Data entries for graphics:

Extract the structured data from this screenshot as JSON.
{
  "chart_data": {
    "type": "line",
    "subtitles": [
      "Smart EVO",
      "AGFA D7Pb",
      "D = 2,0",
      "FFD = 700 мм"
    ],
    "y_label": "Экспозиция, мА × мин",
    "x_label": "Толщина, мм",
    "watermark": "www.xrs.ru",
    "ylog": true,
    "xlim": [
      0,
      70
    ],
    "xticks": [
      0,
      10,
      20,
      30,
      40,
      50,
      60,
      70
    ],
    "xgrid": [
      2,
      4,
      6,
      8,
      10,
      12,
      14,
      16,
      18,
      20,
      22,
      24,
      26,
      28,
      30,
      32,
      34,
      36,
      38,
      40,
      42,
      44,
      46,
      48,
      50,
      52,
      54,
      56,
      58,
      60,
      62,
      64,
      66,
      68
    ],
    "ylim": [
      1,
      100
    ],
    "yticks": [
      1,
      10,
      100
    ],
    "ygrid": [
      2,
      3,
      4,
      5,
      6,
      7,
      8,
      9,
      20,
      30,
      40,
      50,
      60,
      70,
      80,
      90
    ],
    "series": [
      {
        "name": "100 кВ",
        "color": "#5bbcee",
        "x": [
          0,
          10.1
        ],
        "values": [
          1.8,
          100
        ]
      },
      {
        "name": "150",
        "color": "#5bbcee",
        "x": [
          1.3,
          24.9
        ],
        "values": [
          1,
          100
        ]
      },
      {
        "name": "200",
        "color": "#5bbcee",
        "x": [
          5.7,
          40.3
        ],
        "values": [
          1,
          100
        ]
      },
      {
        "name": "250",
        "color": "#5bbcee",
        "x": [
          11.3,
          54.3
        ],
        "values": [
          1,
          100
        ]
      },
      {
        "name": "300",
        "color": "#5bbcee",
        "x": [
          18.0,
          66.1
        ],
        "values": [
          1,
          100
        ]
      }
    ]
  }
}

▶ Work to be completed:
Reproduce the material above exactly; please quote every line of it.

▶ Reply to the task:
Extract the structured data from this screenshot as JSON.
{
  "chart_data": {
    "type": "line",
    "subtitles": [
      "Smart EVO",
      "AGFA D7Pb",
      "D = 2,0",
      "FFD = 700 мм"
    ],
    "y_label": "Экспозиция, мА × мин",
    "x_label": "Толщина, мм",
    "watermark": "www.xrs.ru",
    "ylog": true,
    "xlim": [
      0,
      70
    ],
    "xticks": [
      0,
      10,
      20,
      30,
      40,
      50,
      60,
      70
    ],
    "xgrid": [
      2,
      4,
      6,
      8,
      10,
      12,
      14,
      16,
      18,
      20,
      22,
      24,
      26,
      28,
      30,
      32,
      34,
      36,
      38,
      40,
      42,
      44,
      46,
      48,
      50,
      52,
      54,
      56,
      58,
      60,
      62,
      64,
      66,
      68
    ],
    "ylim": [
      1,
      100
    ],
    "yticks": [
      1,
      10,
      100
    ],
    "ygrid": [
      2,
      3,
      4,
      5,
      6,
      7,
      8,
      9,
      20,
      30,
      40,
      50,
      60,
      70,
      80,
      90
    ],
    "series": [
      {
        "name": "100 кВ",
        "color": "#5bbcee",
        "x": [
          0,
          10.1
        ],
        "values": [
          1.8,
          100
        ]
      },
      {
        "name": "150",
        "color": "#5bbcee",
        "x": [
          1.3,
          24.9
        ],
        "values": [
          1,
          100
        ]
      },
      {
        "name": "200",
        "color": "#5bbcee",
        "x": [
          5.7,
          40.3
        ],
        "values": [
          1,
          100
        ]
      },
      {
        "name": "250",
        "color": "#5bbcee",
        "x": [
          11.3,
          54.3
        ],
        "values": [
          1,
          100
        ]
      },
      {
        "name": "300",
        "color": "#5bbcee",
        "x": [
          18.0,
          66.1
        ],
        "values": [
          1,
          100
        ]
      }
    ]
  }
}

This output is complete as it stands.